--- start ---

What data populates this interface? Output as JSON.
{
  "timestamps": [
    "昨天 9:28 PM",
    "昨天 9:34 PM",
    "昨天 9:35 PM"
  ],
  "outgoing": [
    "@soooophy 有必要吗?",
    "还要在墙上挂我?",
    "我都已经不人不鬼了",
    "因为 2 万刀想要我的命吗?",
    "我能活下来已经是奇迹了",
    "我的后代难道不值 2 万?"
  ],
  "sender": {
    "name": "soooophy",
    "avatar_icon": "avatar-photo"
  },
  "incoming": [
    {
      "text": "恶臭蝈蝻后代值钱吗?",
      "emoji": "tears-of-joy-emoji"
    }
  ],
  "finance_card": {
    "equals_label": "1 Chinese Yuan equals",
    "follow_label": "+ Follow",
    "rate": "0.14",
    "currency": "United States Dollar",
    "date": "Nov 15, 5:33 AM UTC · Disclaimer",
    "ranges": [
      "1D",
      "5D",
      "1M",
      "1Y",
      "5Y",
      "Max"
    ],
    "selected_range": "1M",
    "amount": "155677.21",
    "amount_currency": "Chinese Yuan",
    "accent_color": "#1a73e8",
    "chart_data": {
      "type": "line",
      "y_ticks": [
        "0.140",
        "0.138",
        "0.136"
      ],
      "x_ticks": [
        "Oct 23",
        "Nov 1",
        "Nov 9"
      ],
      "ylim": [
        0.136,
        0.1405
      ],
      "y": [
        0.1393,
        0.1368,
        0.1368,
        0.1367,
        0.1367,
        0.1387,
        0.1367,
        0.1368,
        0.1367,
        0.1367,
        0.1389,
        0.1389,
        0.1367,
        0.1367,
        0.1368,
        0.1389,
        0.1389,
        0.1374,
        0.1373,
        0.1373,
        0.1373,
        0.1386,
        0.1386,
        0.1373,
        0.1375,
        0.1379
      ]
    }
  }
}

--- end ---

Problem requirements
Would you reproduce the material above in full, exactly as given?

The solution
What data populates this interface? Output as JSON.
{
  "timestamps": [
    "昨天 9:28 PM",
    "昨天 9:34 PM",
    "昨天 9:35 PM"
  ],
  "outgoing": [
    "@soooophy 有必要吗?",
    "还要在墙上挂我?",
    "我都已经不人不鬼了",
    "因为 2 万刀想要我的命吗?",
    "我能活下来已经是奇迹了",
    "我的后代难道不值 2 万?"
  ],
  "sender": {
    "name": "soooophy",
    "avatar_icon": "avatar-photo"
  },
  "incoming": [
    {
      "text": "恶臭蝈蝻后代值钱吗?",
      "emoji": "tears-of-joy-emoji"
    }
  ],
  "finance_card": {
    "equals_label": "1 Chinese Yuan equals",
    "follow_label": "+ Follow",
    "rate": "0.14",
    "currency": "United States Dollar",
    "date": "Nov 15, 5:33 AM UTC · Disclaimer",
    "ranges": [
      "1D",
      "5D",
      "1M",
      "1Y",
      "5Y",
      "Max"
    ],
    "selected_range": "1M",
    "amount": "155677.21",
    "amount_currency": "Chinese Yuan",
    "accent_color": "#1a73e8",
    "chart_data": {
      "type": "line",
      "y_ticks": [
        "0.140",
        "0.138",
        "0.136"
      ],
      "x_ticks": [
        "Oct 23",
        "Nov 1",
        "Nov 9"
      ],
      "ylim": [
        0.136,
        0.1405
      ],
      "y": [
        0.1393,
        0.1368,
        0.1368,
        0.1367,
        0.1367,
        0.1387,
        0.1367,
        0.1368,
        0.1367,
        0.1367,
        0.1389,
        0.1389,
        0.1367,
        0.1367,
        0.1368,
        0.1389,
        0.1389,
        0.1374,
        0.1373,
        0.1373,
        0.1373,
        0.1386,
        0.1386,
        0.1373,
        0.1375,
        0.1379
      ]
    }
  }
}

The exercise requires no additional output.